### TASK PROMPT
Copy out all lines of the records in which the word "title" appears.

[Dataset items]
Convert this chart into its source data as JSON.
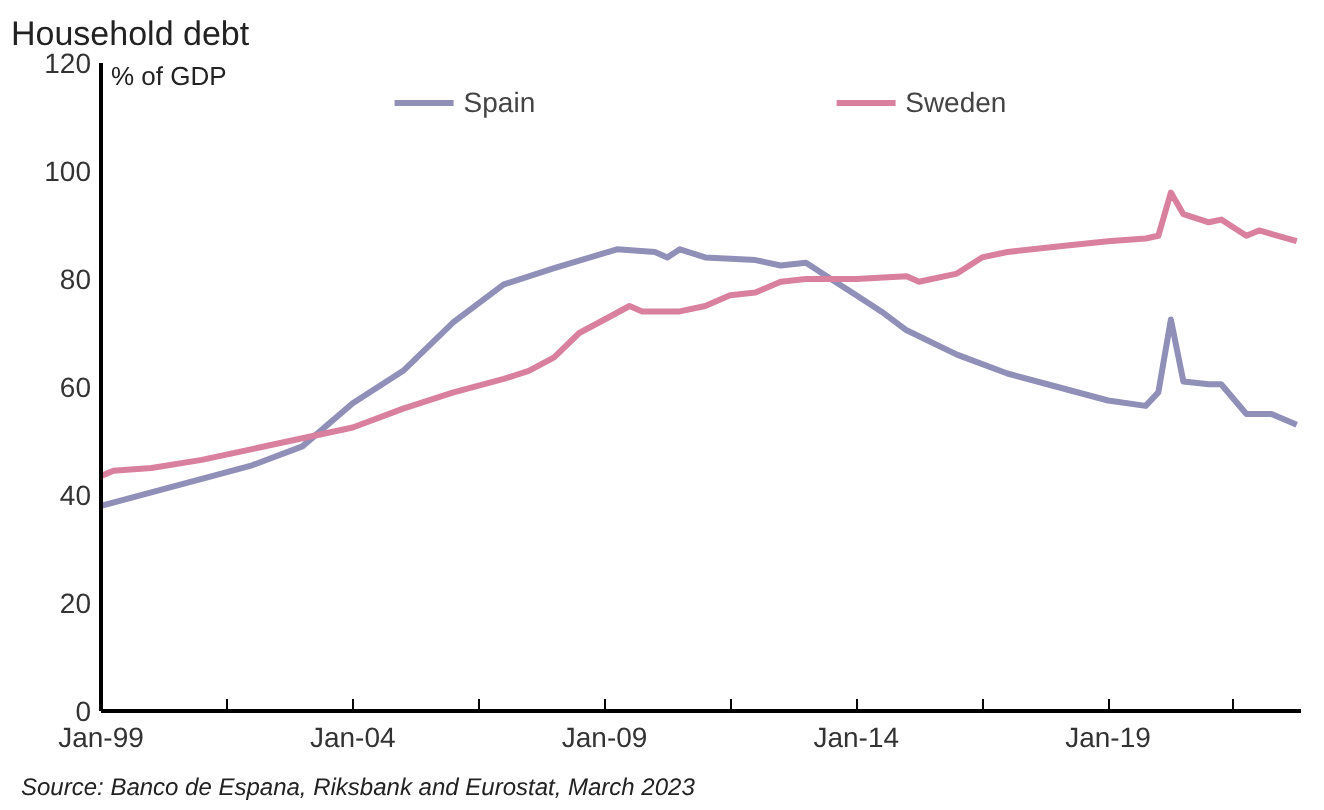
{
  "chart_data": {
    "type": "line",
    "title": "Household debt",
    "ylabel": "% of GDP",
    "xlim": [
      "1999-01",
      "2022-11"
    ],
    "ylim": [
      0,
      120
    ],
    "yticks": [
      0,
      20,
      40,
      60,
      80,
      100,
      120
    ],
    "xticks": [
      {
        "value": "1999-01",
        "label": "Jan-99"
      },
      {
        "value": "2001-07",
        "label": null
      },
      {
        "value": "2004-01",
        "label": "Jan-04"
      },
      {
        "value": "2006-07",
        "label": null
      },
      {
        "value": "2009-01",
        "label": "Jan-09"
      },
      {
        "value": "2011-07",
        "label": null
      },
      {
        "value": "2014-01",
        "label": "Jan-14"
      },
      {
        "value": "2016-07",
        "label": null
      },
      {
        "value": "2019-01",
        "label": "Jan-19"
      },
      {
        "value": "2021-07",
        "label": null
      }
    ],
    "grid": false,
    "legend": "top",
    "annotations": [
      "Source: Banco de Espana, Riksbank and Eurostat, March 2023"
    ],
    "series": [
      {
        "name": "Spain",
        "color": "#8f8fb8",
        "x": [
          "1999-01",
          "2000-01",
          "2001-01",
          "2002-01",
          "2003-01",
          "2004-01",
          "2005-01",
          "2006-01",
          "2007-01",
          "2008-01",
          "2009-04",
          "2010-01",
          "2010-04",
          "2010-07",
          "2011-01",
          "2012-01",
          "2012-07",
          "2013-01",
          "2013-07",
          "2014-01",
          "2014-07",
          "2015-01",
          "2016-01",
          "2017-01",
          "2018-01",
          "2019-01",
          "2019-10",
          "2020-01",
          "2020-04",
          "2020-07",
          "2021-01",
          "2021-04",
          "2021-10",
          "2022-04",
          "2022-10"
        ],
        "values": [
          38,
          40.5,
          43,
          45.5,
          49,
          57,
          63,
          72,
          79,
          82,
          85.5,
          85,
          84,
          85.5,
          84,
          83.5,
          82.5,
          83,
          80,
          77,
          74,
          70.5,
          66,
          62.5,
          60,
          57.5,
          56.5,
          59,
          72.5,
          61,
          60.5,
          60.5,
          55,
          55,
          53
        ]
      },
      {
        "name": "Sweden",
        "color": "#d9809f",
        "x": [
          "1999-01",
          "1999-04",
          "2000-01",
          "2001-01",
          "2002-01",
          "2003-01",
          "2004-01",
          "2005-01",
          "2006-01",
          "2007-01",
          "2007-07",
          "2008-01",
          "2008-07",
          "2009-01",
          "2009-07",
          "2009-10",
          "2010-07",
          "2011-01",
          "2011-07",
          "2012-01",
          "2012-07",
          "2013-01",
          "2014-01",
          "2015-01",
          "2015-04",
          "2016-01",
          "2016-07",
          "2017-01",
          "2018-01",
          "2019-01",
          "2019-10",
          "2020-01",
          "2020-04",
          "2020-07",
          "2021-01",
          "2021-04",
          "2021-10",
          "2022-01",
          "2022-10"
        ],
        "values": [
          43.5,
          44.5,
          45,
          46.5,
          48.5,
          50.5,
          52.5,
          56,
          59,
          61.5,
          63,
          65.5,
          70,
          72.5,
          75,
          74,
          74,
          75,
          77,
          77.5,
          79.5,
          80,
          80,
          80.5,
          79.5,
          81,
          84,
          85,
          86,
          87,
          87.5,
          88,
          96,
          92,
          90.5,
          91,
          88,
          89,
          87
        ]
      }
    ]
  }
}
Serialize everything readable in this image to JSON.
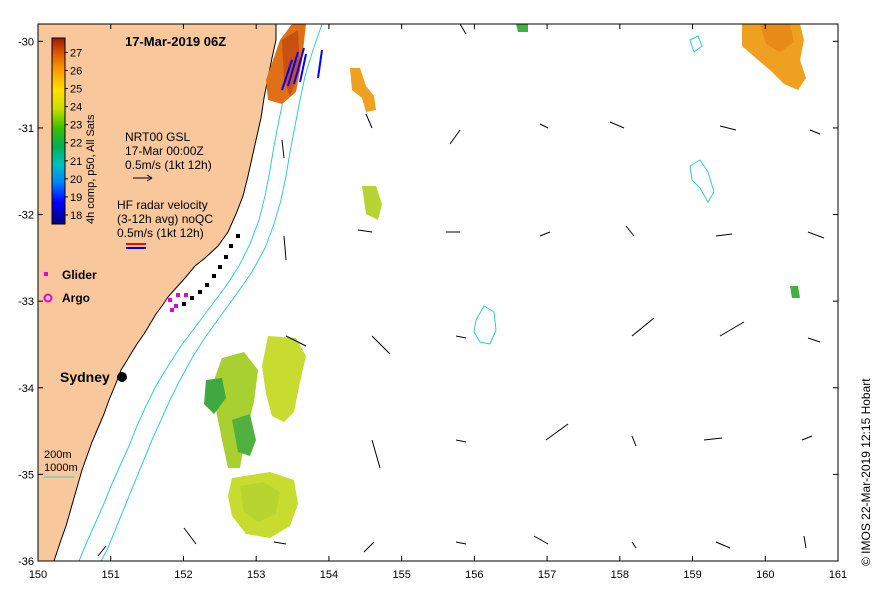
{
  "title": "17-Mar-2019 06Z",
  "credit": "© IMOS 22-Mar-2019 12:15 Hobart",
  "colorbar": {
    "label": "4h comp, p50, All Sats",
    "ticks": [
      27,
      26,
      25,
      24,
      23,
      22,
      21,
      20,
      19,
      18
    ],
    "range": [
      17.5,
      27.8
    ]
  },
  "gsl_legend": [
    "NRT00 GSL",
    "17-Mar 00:00Z",
    "0.5m/s (1kt 12h)"
  ],
  "radar_legend": [
    "HF radar velocity",
    "(3-12h avg) noQC",
    "0.5m/s (1kt 12h)"
  ],
  "glider_label": "Glider",
  "argo_label": "Argo",
  "city_label": "Sydney",
  "contour_labels": [
    "200m",
    "1000m"
  ],
  "colors": {
    "land": "#f9c79c",
    "contour": "#33cccc",
    "glider": "#e000e0",
    "radar_red": "#ff0000",
    "radar_blue": "#0000ff"
  },
  "axes": {
    "x_ticks": [
      "150",
      "151",
      "152",
      "153",
      "154",
      "155",
      "156",
      "157",
      "158",
      "159",
      "160",
      "161"
    ],
    "y_ticks": [
      "-30",
      "-31",
      "-32",
      "-33",
      "-34",
      "-35",
      "-36"
    ],
    "xlim": [
      150,
      161
    ],
    "ylim": [
      -36,
      -29.8
    ]
  }
}
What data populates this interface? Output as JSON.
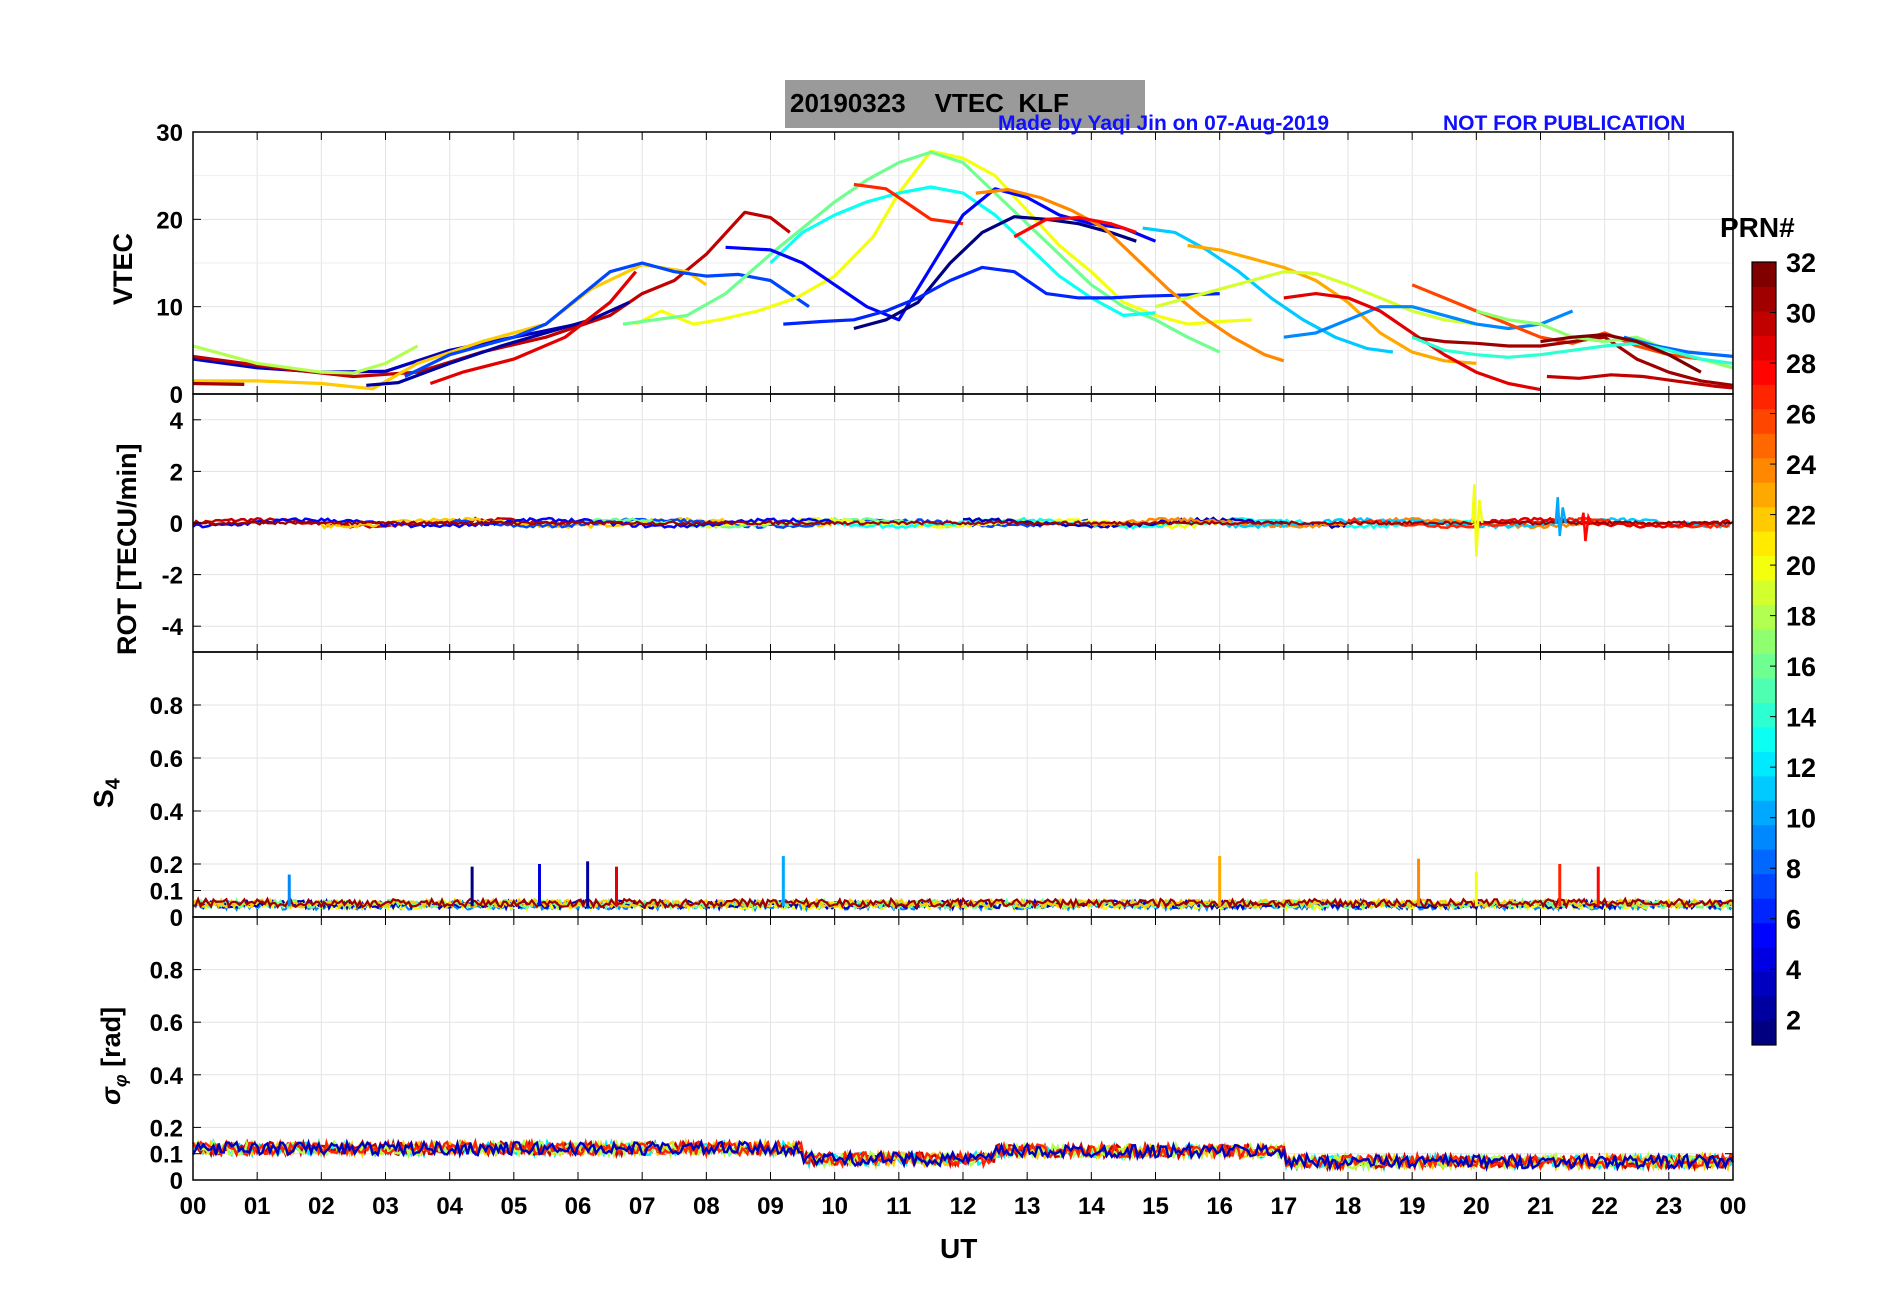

### THE ANSWER
    "title": "Household debt",
  "title": "17-Mar-2019 06Z",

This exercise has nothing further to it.